YOUR OBJECTIVE
Render the data below as a JSON list of strings, one string for each line, leaving out blank lines.
-- Begin --
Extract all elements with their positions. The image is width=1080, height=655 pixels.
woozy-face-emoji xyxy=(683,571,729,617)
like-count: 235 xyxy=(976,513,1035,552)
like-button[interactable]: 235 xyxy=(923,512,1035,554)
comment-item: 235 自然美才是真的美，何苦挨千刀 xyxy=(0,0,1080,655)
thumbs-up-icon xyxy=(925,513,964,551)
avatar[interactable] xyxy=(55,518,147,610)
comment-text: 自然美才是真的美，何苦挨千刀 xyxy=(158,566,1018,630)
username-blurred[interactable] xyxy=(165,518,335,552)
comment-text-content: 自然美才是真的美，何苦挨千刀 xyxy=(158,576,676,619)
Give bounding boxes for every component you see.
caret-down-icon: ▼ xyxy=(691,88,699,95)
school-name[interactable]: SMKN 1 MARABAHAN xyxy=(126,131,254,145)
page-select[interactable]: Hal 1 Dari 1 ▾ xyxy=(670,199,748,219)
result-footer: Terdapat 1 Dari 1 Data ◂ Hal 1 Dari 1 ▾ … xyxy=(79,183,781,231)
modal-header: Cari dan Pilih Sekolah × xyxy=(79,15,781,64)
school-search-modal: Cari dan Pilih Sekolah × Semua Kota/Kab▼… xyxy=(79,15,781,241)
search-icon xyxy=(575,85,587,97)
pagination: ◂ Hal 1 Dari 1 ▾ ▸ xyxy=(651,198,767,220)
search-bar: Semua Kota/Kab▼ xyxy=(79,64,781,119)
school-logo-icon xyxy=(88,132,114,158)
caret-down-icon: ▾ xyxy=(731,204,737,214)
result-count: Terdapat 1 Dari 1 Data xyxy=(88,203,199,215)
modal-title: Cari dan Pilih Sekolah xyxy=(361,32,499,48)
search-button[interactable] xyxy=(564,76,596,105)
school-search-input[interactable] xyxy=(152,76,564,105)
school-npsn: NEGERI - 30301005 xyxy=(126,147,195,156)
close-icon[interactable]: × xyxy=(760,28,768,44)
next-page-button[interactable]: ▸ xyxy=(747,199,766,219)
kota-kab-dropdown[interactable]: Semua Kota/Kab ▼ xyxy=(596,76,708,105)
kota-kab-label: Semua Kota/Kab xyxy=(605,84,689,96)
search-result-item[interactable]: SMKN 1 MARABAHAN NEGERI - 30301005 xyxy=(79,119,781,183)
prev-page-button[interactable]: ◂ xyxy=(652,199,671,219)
-- End --
PROBLEM SOLUTION
[
  "Extract all elements with their positions. The image is width=1080, height=655 pixels.",
  "woozy-face-emoji xyxy=(683,571,729,617)",
  "like-count: 235 xyxy=(976,513,1035,552)",
  "like-button[interactable]: 235 xyxy=(923,512,1035,554)",
  "comment-item: 235 自然美才是真的美，何苦挨千刀 xyxy=(0,0,1080,655)",
  "thumbs-up-icon xyxy=(925,513,964,551)",
  "avatar[interactable] xyxy=(55,518,147,610)",
  "comment-text: 自然美才是真的美，何苦挨千刀 xyxy=(158,566,1018,630)",
  "username-blurred[interactable] xyxy=(165,518,335,552)",
  "comment-text-content: 自然美才是真的美，何苦挨千刀 xyxy=(158,576,676,619)",
  "Give bounding boxes for every component you see.",
  "caret-down-icon: ▼ xyxy=(691,88,699,95)",
  "school-name[interactable]: SMKN 1 MARABAHAN xyxy=(126,131,254,145)",
  "page-select[interactable]: Hal 1 Dari 1 ▾ xyxy=(670,199,748,219)",
  "result-footer: Terdapat 1 Dari 1 Data ◂ Hal 1 Dari 1 ▾ … xyxy=(79,183,781,231)",
  "modal-header: Cari dan Pilih Sekolah × xyxy=(79,15,781,64)",
  "school-search-modal: Cari dan Pilih Sekolah × Semua Kota/Kab▼… xyxy=(79,15,781,241)",
  "search-icon xyxy=(575,85,587,97)",
  "pagination: ◂ Hal 1 Dari 1 ▾ ▸ xyxy=(651,198,767,220)",
  "search-bar: Semua Kota/Kab▼ xyxy=(79,64,781,119)",
  "school-logo-icon xyxy=(88,132,114,158)",
  "caret-down-icon: ▾ xyxy=(731,204,737,214)",
  "result-count: Terdapat 1 Dari 1 Data xyxy=(88,203,199,215)",
  "modal-title: Cari dan Pilih Sekolah xyxy=(361,32,499,48)",
  "search-button[interactable] xyxy=(564,76,596,105)",
  "school-search-input[interactable] xyxy=(152,76,564,105)",
  "school-npsn: NEGERI - 30301005 xyxy=(126,147,195,156)",
  "close-icon[interactable]: × xyxy=(760,28,768,44)",
  "next-page-button[interactable]: ▸ xyxy=(747,199,766,219)",
  "kota-kab-dropdown[interactable]: Semua Kota/Kab ▼ xyxy=(596,76,708,105)",
  "kota-kab-label: Semua Kota/Kab xyxy=(605,84,689,96)",
  "search-result-item[interactable]: SMKN 1 MARABAHAN NEGERI - 30301005 xyxy=(79,119,781,183)",
  "prev-page-button[interactable]: ◂ xyxy=(652,199,671,219)"
]